Work to be completed
From the entries below, list each line with "bottom".

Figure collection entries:

↓↓↓

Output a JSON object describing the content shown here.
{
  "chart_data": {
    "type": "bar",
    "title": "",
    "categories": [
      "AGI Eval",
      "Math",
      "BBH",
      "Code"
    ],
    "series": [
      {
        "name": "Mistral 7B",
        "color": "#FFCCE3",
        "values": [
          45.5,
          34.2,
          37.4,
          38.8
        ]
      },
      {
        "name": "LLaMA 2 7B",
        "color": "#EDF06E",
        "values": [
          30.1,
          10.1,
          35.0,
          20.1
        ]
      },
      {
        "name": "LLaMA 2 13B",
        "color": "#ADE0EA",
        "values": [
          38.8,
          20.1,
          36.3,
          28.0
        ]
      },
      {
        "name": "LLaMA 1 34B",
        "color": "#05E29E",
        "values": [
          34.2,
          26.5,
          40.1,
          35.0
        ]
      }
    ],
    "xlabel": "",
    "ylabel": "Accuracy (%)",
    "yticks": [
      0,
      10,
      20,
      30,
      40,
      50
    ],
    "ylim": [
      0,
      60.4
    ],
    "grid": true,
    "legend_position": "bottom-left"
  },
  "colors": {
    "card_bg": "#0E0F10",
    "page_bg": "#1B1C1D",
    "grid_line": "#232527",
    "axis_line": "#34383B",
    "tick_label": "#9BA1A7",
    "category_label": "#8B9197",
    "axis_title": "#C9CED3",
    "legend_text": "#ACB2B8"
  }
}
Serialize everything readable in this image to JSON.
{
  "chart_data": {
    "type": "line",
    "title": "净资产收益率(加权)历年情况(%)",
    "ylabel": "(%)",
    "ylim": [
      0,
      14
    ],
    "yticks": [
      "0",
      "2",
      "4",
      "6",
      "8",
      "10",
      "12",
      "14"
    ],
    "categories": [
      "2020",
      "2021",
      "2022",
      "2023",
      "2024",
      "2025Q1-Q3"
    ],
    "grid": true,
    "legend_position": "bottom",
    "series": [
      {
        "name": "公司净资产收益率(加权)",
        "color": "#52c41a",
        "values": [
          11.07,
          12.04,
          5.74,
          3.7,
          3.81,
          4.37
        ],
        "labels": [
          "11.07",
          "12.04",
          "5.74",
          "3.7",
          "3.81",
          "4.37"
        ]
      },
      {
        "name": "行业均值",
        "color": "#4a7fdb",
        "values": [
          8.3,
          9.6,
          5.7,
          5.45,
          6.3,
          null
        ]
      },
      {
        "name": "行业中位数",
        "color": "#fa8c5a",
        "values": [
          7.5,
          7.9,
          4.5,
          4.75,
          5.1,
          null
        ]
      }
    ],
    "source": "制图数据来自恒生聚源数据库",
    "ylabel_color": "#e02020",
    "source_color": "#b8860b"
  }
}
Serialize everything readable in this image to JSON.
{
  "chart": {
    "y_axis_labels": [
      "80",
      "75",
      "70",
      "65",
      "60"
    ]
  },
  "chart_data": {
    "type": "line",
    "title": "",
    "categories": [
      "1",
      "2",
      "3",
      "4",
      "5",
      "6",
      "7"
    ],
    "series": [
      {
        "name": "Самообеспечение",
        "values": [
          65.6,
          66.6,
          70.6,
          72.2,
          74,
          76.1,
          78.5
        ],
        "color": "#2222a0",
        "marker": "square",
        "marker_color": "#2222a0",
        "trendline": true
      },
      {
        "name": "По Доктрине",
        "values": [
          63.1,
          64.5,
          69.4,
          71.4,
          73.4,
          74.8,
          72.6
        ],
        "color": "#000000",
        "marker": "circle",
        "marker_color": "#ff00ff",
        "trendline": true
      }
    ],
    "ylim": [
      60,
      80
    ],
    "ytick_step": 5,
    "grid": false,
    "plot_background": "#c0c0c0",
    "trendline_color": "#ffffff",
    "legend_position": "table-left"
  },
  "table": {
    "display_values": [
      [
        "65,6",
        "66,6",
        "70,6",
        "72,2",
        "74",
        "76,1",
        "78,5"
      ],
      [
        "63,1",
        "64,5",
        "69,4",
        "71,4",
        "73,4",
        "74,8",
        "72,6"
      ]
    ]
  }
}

↑↑↑

Answer in full
    "legend_position": "bottom-left"
    "legend_position": "bottom",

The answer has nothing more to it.